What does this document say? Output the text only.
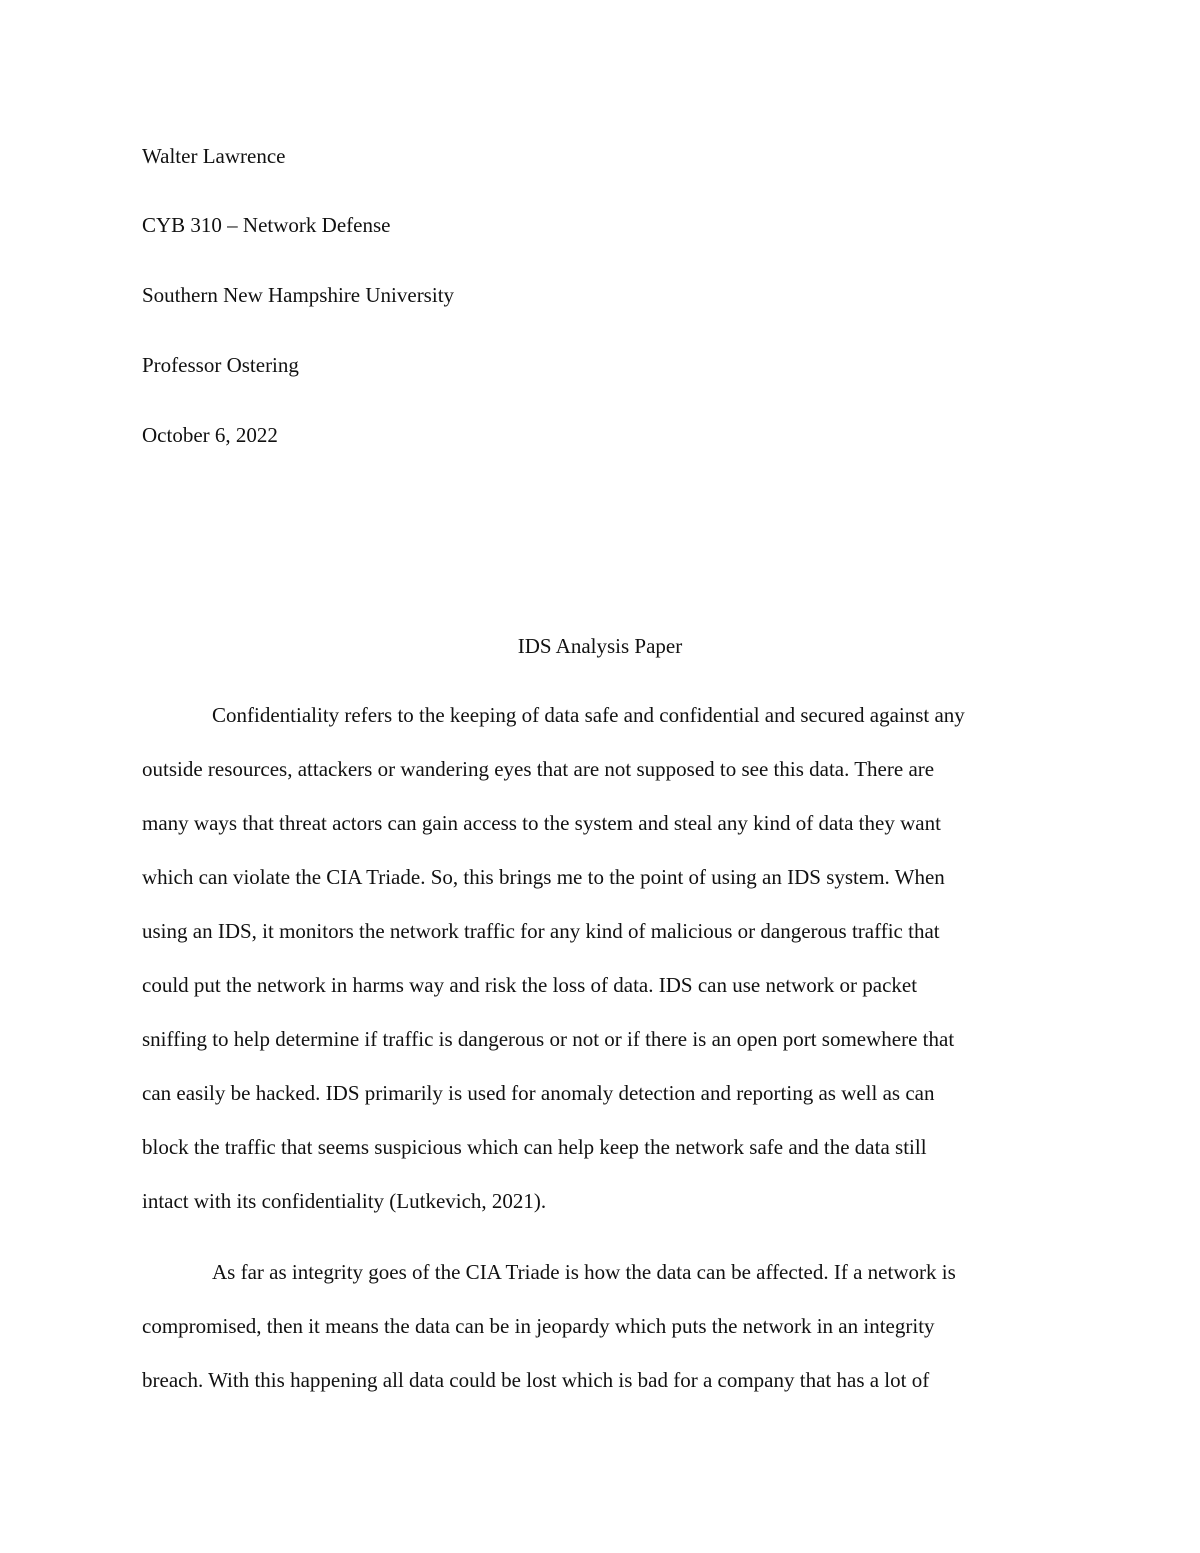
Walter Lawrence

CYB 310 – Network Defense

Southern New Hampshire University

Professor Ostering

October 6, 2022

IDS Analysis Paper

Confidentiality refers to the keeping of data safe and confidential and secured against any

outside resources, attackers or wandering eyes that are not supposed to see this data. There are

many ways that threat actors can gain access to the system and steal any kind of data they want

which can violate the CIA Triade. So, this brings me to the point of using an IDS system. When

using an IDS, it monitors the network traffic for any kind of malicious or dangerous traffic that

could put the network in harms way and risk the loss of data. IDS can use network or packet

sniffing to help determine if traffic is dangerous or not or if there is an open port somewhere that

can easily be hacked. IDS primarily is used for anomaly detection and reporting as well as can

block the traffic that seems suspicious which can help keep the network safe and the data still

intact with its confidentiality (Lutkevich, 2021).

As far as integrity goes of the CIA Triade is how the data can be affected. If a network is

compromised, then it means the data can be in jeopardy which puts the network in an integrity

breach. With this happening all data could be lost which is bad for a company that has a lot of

———

Stated problem: Copy every record above exactly, leaving out the pictures.

Full solution:
What does this document say? Output the text only.
Walter Lawrence

CYB 310 – Network Defense

Southern New Hampshire University

Professor Ostering

October 6, 2022

IDS Analysis Paper

Confidentiality refers to the keeping of data safe and confidential and secured against any

outside resources, attackers or wandering eyes that are not supposed to see this data. There are

many ways that threat actors can gain access to the system and steal any kind of data they want

which can violate the CIA Triade. So, this brings me to the point of using an IDS system. When

using an IDS, it monitors the network traffic for any kind of malicious or dangerous traffic that

could put the network in harms way and risk the loss of data. IDS can use network or packet

sniffing to help determine if traffic is dangerous or not or if there is an open port somewhere that

can easily be hacked. IDS primarily is used for anomaly detection and reporting as well as can

block the traffic that seems suspicious which can help keep the network safe and the data still

intact with its confidentiality (Lutkevich, 2021).

As far as integrity goes of the CIA Triade is how the data can be affected. If a network is

compromised, then it means the data can be in jeopardy which puts the network in an integrity

breach. With this happening all data could be lost which is bad for a company that has a lot of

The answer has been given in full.